## Task requirements
Leave out the pictures and repeat the data exactly.

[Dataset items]
* * *
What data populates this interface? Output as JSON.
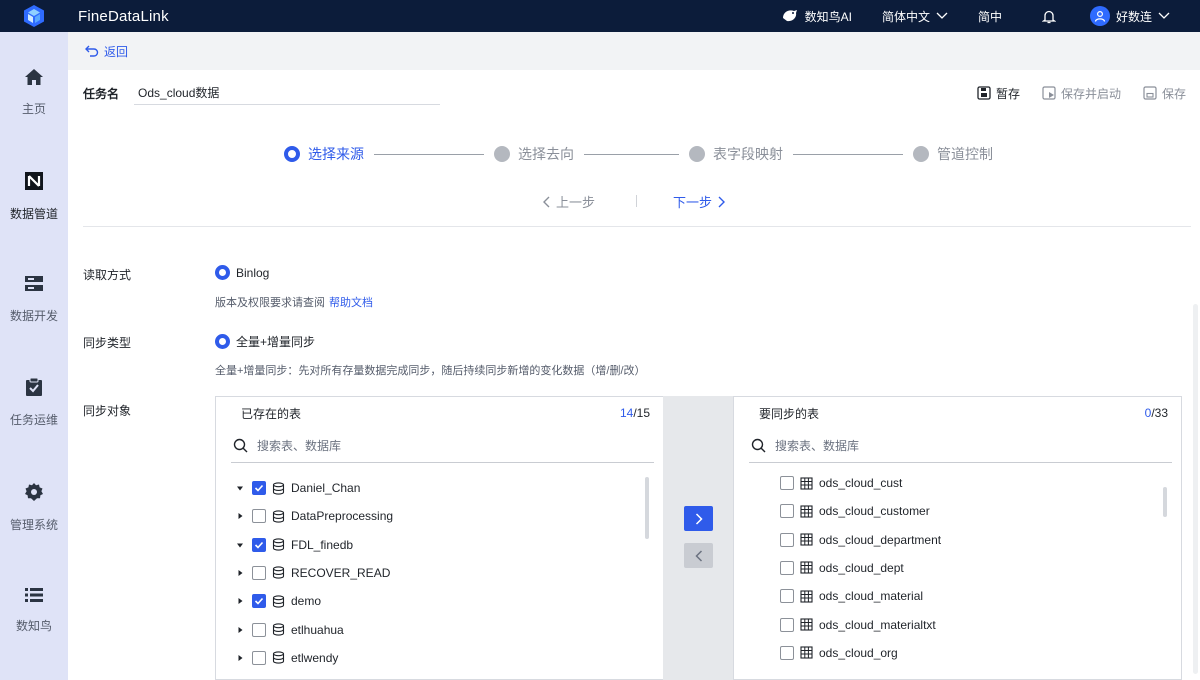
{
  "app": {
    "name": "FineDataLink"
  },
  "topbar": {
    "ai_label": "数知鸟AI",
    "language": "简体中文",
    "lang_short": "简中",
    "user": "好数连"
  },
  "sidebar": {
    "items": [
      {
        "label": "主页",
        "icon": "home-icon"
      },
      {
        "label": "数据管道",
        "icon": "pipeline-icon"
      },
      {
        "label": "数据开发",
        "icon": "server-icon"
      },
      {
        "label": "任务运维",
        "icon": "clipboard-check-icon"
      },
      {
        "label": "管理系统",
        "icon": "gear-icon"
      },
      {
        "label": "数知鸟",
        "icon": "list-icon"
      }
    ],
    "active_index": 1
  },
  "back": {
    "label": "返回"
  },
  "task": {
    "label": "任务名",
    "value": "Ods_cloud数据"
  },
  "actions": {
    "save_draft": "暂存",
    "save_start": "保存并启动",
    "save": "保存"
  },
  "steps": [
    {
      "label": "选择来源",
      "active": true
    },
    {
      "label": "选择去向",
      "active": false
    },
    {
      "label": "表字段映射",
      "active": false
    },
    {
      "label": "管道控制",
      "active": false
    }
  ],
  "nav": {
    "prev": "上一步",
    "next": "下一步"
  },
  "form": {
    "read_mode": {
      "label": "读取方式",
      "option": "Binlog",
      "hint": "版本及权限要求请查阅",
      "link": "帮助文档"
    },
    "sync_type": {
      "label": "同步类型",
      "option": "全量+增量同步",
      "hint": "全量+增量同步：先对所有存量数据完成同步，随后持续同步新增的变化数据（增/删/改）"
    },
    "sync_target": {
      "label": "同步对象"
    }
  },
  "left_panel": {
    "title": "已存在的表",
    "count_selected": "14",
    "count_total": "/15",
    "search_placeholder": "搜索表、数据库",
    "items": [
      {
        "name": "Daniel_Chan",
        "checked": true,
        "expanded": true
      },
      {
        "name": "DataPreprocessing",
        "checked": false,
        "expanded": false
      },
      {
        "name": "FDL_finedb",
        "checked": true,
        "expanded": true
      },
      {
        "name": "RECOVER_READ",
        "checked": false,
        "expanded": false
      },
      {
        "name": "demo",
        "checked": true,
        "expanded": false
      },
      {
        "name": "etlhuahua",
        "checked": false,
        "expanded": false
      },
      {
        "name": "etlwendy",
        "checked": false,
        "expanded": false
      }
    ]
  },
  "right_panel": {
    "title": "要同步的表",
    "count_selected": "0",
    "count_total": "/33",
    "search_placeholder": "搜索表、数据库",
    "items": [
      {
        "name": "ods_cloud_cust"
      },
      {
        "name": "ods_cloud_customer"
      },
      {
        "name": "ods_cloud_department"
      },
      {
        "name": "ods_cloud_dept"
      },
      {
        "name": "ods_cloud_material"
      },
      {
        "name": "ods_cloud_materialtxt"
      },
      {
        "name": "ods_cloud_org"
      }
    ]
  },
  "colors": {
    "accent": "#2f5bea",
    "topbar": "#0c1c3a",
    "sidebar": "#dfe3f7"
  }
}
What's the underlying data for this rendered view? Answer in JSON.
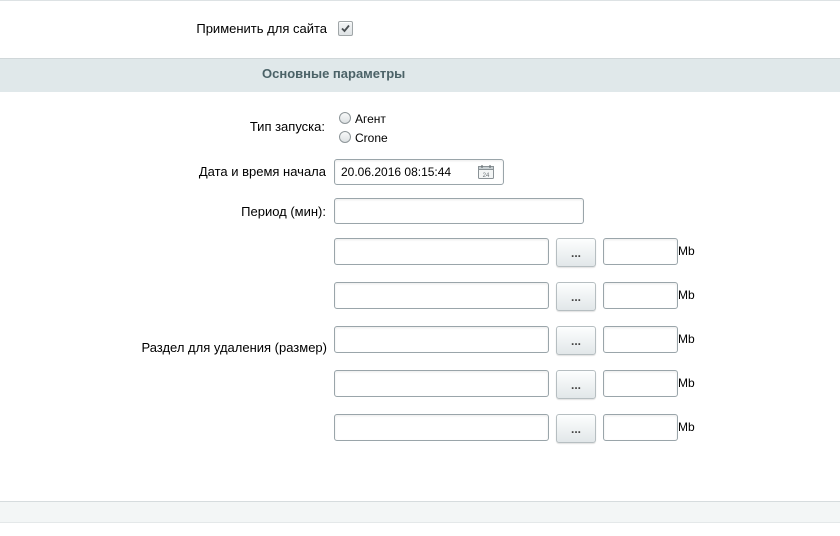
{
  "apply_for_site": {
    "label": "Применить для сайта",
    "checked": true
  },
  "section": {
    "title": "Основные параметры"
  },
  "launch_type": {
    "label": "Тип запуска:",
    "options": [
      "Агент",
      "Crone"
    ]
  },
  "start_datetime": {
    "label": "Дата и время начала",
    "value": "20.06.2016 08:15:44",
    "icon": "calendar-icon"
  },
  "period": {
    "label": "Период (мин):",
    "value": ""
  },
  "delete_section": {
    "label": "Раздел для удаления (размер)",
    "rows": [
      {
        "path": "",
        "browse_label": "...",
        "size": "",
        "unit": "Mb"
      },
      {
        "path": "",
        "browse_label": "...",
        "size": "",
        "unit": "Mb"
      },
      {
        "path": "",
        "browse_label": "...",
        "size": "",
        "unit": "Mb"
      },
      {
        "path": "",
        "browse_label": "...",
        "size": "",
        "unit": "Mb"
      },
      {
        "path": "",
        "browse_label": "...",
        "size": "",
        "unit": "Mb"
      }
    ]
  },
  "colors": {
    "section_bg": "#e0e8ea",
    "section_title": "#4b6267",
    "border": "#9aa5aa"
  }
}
* * *
## Worked solution
What data populates this interface? Output as JSON.
{
  "app": {
    "name": "FineDataLink"
  },
  "topbar": {
    "ai_label": "数知鸟AI",
    "language": "简体中文",
    "lang_short": "简中",
    "user": "好数连"
  },
  "sidebar": {
    "items": [
      {
        "label": "主页",
        "icon": "home-icon"
      },
      {
        "label": "数据管道",
        "icon": "pipeline-icon"
      },
      {
        "label": "数据开发",
        "icon": "server-icon"
      },
      {
        "label": "任务运维",
        "icon": "clipboard-check-icon"
      },
      {
        "label": "管理系统",
        "icon": "gear-icon"
      },
      {
        "label": "数知鸟",
        "icon": "list-icon"
      }
    ],
    "active_index": 1
  },
  "back": {
    "label": "返回"
  },
  "task": {
    "label": "任务名",
    "value": "Ods_cloud数据"
  },
  "actions": {
    "save_draft": "暂存",
    "save_start": "保存并启动",
    "save": "保存"
  },
  "steps": [
    {
      "label": "选择来源",
      "active": true
    },
    {
      "label": "选择去向",
      "active": false
    },
    {
      "label": "表字段映射",
      "active": false
    },
    {
      "label": "管道控制",
      "active": false
    }
  ],
  "nav": {
    "prev": "上一步",
    "next": "下一步"
  },
  "form": {
    "read_mode": {
      "label": "读取方式",
      "option": "Binlog",
      "hint": "版本及权限要求请查阅",
      "link": "帮助文档"
    },
    "sync_type": {
      "label": "同步类型",
      "option": "全量+增量同步",
      "hint": "全量+增量同步：先对所有存量数据完成同步，随后持续同步新增的变化数据（增/删/改）"
    },
    "sync_target": {
      "label": "同步对象"
    }
  },
  "left_panel": {
    "title": "已存在的表",
    "count_selected": "14",
    "count_total": "/15",
    "search_placeholder": "搜索表、数据库",
    "items": [
      {
        "name": "Daniel_Chan",
        "checked": true,
        "expanded": true
      },
      {
        "name": "DataPreprocessing",
        "checked": false,
        "expanded": false
      },
      {
        "name": "FDL_finedb",
        "checked": true,
        "expanded": true
      },
      {
        "name": "RECOVER_READ",
        "checked": false,
        "expanded": false
      },
      {
        "name": "demo",
        "checked": true,
        "expanded": false
      },
      {
        "name": "etlhuahua",
        "checked": false,
        "expanded": false
      },
      {
        "name": "etlwendy",
        "checked": false,
        "expanded": false
      }
    ]
  },
  "right_panel": {
    "title": "要同步的表",
    "count_selected": "0",
    "count_total": "/33",
    "search_placeholder": "搜索表、数据库",
    "items": [
      {
        "name": "ods_cloud_cust"
      },
      {
        "name": "ods_cloud_customer"
      },
      {
        "name": "ods_cloud_department"
      },
      {
        "name": "ods_cloud_dept"
      },
      {
        "name": "ods_cloud_material"
      },
      {
        "name": "ods_cloud_materialtxt"
      },
      {
        "name": "ods_cloud_org"
      }
    ]
  },
  "colors": {
    "accent": "#2f5bea",
    "topbar": "#0c1c3a",
    "sidebar": "#dfe3f7"
  }
}
What's the underlying data for this rendered view? Answer in JSON.
{
  "apply_for_site": {
    "label": "Применить для сайта",
    "checked": true
  },
  "section": {
    "title": "Основные параметры"
  },
  "launch_type": {
    "label": "Тип запуска:",
    "options": [
      "Агент",
      "Crone"
    ]
  },
  "start_datetime": {
    "label": "Дата и время начала",
    "value": "20.06.2016 08:15:44",
    "icon": "calendar-icon"
  },
  "period": {
    "label": "Период (мин):",
    "value": ""
  },
  "delete_section": {
    "label": "Раздел для удаления (размер)",
    "rows": [
      {
        "path": "",
        "browse_label": "...",
        "size": "",
        "unit": "Mb"
      },
      {
        "path": "",
        "browse_label": "...",
        "size": "",
        "unit": "Mb"
      },
      {
        "path": "",
        "browse_label": "...",
        "size": "",
        "unit": "Mb"
      },
      {
        "path": "",
        "browse_label": "...",
        "size": "",
        "unit": "Mb"
      },
      {
        "path": "",
        "browse_label": "...",
        "size": "",
        "unit": "Mb"
      }
    ]
  },
  "colors": {
    "section_bg": "#e0e8ea",
    "section_title": "#4b6267",
    "border": "#9aa5aa"
  }
}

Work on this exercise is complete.